REQUIREMENTS ▸
Each entry below is to be extracted exactly.

RECORDS FOR THIS EXERCISE ▸
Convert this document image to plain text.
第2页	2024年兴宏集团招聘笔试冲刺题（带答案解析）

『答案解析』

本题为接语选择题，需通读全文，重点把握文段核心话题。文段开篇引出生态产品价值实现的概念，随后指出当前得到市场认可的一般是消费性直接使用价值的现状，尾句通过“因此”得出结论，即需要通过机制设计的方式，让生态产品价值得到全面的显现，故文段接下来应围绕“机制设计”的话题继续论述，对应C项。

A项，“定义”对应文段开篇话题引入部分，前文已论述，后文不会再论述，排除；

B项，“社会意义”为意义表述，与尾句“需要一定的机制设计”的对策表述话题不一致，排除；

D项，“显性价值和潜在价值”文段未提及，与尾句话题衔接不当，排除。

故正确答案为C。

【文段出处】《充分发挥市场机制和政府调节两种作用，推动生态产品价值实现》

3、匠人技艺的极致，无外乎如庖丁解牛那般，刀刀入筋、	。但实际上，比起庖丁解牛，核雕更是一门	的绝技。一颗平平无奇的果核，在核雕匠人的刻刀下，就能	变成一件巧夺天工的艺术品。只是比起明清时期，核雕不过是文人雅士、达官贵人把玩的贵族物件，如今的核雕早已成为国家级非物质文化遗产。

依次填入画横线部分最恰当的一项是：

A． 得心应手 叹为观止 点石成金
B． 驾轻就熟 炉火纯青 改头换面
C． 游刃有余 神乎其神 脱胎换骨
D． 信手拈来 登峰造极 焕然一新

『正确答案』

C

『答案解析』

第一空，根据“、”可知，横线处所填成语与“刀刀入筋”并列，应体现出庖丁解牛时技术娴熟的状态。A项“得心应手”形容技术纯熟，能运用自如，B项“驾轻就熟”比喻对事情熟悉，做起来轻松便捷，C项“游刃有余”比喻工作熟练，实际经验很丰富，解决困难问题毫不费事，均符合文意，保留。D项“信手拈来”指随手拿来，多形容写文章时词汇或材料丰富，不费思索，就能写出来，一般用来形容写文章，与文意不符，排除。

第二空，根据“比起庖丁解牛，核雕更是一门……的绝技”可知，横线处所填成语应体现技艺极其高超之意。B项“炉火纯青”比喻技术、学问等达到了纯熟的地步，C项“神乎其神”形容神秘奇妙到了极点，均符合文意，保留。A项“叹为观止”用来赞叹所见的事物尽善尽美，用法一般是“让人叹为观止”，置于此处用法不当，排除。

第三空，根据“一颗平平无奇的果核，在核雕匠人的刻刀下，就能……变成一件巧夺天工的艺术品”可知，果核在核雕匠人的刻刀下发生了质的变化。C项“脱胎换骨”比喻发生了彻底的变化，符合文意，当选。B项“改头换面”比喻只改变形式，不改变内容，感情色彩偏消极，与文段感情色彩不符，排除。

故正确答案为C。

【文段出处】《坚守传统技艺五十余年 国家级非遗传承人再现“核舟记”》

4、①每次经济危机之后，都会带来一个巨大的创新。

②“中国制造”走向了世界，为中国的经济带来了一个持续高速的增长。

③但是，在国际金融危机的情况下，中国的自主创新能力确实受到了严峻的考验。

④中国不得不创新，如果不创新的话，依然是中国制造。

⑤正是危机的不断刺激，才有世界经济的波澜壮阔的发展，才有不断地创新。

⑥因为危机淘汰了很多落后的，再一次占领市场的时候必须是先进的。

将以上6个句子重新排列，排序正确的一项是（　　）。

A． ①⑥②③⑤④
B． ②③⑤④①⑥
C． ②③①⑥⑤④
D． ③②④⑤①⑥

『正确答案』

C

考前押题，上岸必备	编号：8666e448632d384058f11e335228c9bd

PROBLEM SOLUTION ▸
Convert this document image to plain text.
第2页	2024年兴宏集团招聘笔试冲刺题（带答案解析）

『答案解析』

本题为接语选择题，需通读全文，重点把握文段核心话题。文段开篇引出生态产品价值实现的概念，随后指出当前得到市场认可的一般是消费性直接使用价值的现状，尾句通过“因此”得出结论，即需要通过机制设计的方式，让生态产品价值得到全面的显现，故文段接下来应围绕“机制设计”的话题继续论述，对应C项。

A项，“定义”对应文段开篇话题引入部分，前文已论述，后文不会再论述，排除；

B项，“社会意义”为意义表述，与尾句“需要一定的机制设计”的对策表述话题不一致，排除；

D项，“显性价值和潜在价值”文段未提及，与尾句话题衔接不当，排除。

故正确答案为C。

【文段出处】《充分发挥市场机制和政府调节两种作用，推动生态产品价值实现》

3、匠人技艺的极致，无外乎如庖丁解牛那般，刀刀入筋、	。但实际上，比起庖丁解牛，核雕更是一门	的绝技。一颗平平无奇的果核，在核雕匠人的刻刀下，就能	变成一件巧夺天工的艺术品。只是比起明清时期，核雕不过是文人雅士、达官贵人把玩的贵族物件，如今的核雕早已成为国家级非物质文化遗产。

依次填入画横线部分最恰当的一项是：

A． 得心应手 叹为观止 点石成金
B． 驾轻就熟 炉火纯青 改头换面
C． 游刃有余 神乎其神 脱胎换骨
D． 信手拈来 登峰造极 焕然一新

『正确答案』

C

『答案解析』

第一空，根据“、”可知，横线处所填成语与“刀刀入筋”并列，应体现出庖丁解牛时技术娴熟的状态。A项“得心应手”形容技术纯熟，能运用自如，B项“驾轻就熟”比喻对事情熟悉，做起来轻松便捷，C项“游刃有余”比喻工作熟练，实际经验很丰富，解决困难问题毫不费事，均符合文意，保留。D项“信手拈来”指随手拿来，多形容写文章时词汇或材料丰富，不费思索，就能写出来，一般用来形容写文章，与文意不符，排除。

第二空，根据“比起庖丁解牛，核雕更是一门……的绝技”可知，横线处所填成语应体现技艺极其高超之意。B项“炉火纯青”比喻技术、学问等达到了纯熟的地步，C项“神乎其神”形容神秘奇妙到了极点，均符合文意，保留。A项“叹为观止”用来赞叹所见的事物尽善尽美，用法一般是“让人叹为观止”，置于此处用法不当，排除。

第三空，根据“一颗平平无奇的果核，在核雕匠人的刻刀下，就能……变成一件巧夺天工的艺术品”可知，果核在核雕匠人的刻刀下发生了质的变化。C项“脱胎换骨”比喻发生了彻底的变化，符合文意，当选。B项“改头换面”比喻只改变形式，不改变内容，感情色彩偏消极，与文段感情色彩不符，排除。

故正确答案为C。

【文段出处】《坚守传统技艺五十余年 国家级非遗传承人再现“核舟记”》

4、①每次经济危机之后，都会带来一个巨大的创新。

②“中国制造”走向了世界，为中国的经济带来了一个持续高速的增长。

③但是，在国际金融危机的情况下，中国的自主创新能力确实受到了严峻的考验。

④中国不得不创新，如果不创新的话，依然是中国制造。

⑤正是危机的不断刺激，才有世界经济的波澜壮阔的发展，才有不断地创新。

⑥因为危机淘汰了很多落后的，再一次占领市场的时候必须是先进的。

将以上6个句子重新排列，排序正确的一项是（　　）。

A． ①⑥②③⑤④
B． ②③⑤④①⑥
C． ②③①⑥⑤④
D． ③②④⑤①⑥

『正确答案』

C

考前押题，上岸必备	编号：8666e448632d384058f11e335228c9bd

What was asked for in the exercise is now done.